GIVEN PASSAGE:
──────

Pro-Russia exhibition ads mysteriously pop up in New York
The photo exhibition and pop-up shop raised speculation that the Russian government may be involved, but the founders insist on their independence.
Two seemingly pro-Russian art initiatives have popped up in New York City in recent weeks, the BuzzFeed news and entertainment website reported.
The photo exhibition and pop-up shop raised speculation that the Russian government may be involved, but the founders insist on their independence.
The organizers of the “Material Evidence” photo exhibition promise to show “the full truth about the countries involved in civil conflicts,” namely Ukraine and Syria.
The exhibition is curated by Benjamin Hiller, a German photojournalist who organized the initiative with nine other photographers of different nationalities, BuzzFeed reported.
The show “consists of a collection of enormous photographic prints and physical objects from the two titular countries’ recent civil conflicts,” Gawker entertainment news website reported.

──────

RECORDS SHOWN:
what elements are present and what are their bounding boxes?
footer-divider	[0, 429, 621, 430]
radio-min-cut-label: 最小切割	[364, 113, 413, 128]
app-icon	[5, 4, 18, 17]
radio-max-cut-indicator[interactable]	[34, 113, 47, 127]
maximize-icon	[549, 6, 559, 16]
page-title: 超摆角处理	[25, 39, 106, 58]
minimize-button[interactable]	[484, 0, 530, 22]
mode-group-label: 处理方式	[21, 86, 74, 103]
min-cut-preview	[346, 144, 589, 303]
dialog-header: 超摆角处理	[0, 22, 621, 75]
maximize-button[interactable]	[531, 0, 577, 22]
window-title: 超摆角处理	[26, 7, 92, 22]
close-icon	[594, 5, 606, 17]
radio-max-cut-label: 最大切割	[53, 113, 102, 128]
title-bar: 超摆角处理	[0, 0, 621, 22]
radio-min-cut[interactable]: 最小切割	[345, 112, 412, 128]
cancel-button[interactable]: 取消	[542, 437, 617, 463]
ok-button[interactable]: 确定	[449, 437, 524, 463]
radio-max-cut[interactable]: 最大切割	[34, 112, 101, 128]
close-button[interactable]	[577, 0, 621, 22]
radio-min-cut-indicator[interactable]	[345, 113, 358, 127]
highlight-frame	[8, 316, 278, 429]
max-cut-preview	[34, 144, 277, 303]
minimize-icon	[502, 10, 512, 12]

──────

PROBLEMS TO SOLVE:
1. In the article about the pro-Russia exhibition ads, who curates the "Material Evidence" exhibition?
2. For each statement, say whether the article about the pro-Russia exhibition ads agrees with it: (a) the "Material Evidence" organizers say the show covers civil conflicts in Ukraine and Syria; (b) Benjamin Hiller organized the exhibition by himself; (c) the founders admit the Russian government is involved.
The entries aren't needed for what follows.

RESPONSES IN ORDER:
1. Benjamin Hiller, a German photojournalist, curates it.

2.
(a) Yes: "the full truth about the countries involved in civil conflicts," namely Ukraine and Syria.
(b) No: "organized the initiative with nine other photographers of different nationalities".
(c) No: "the founders insist on their independence".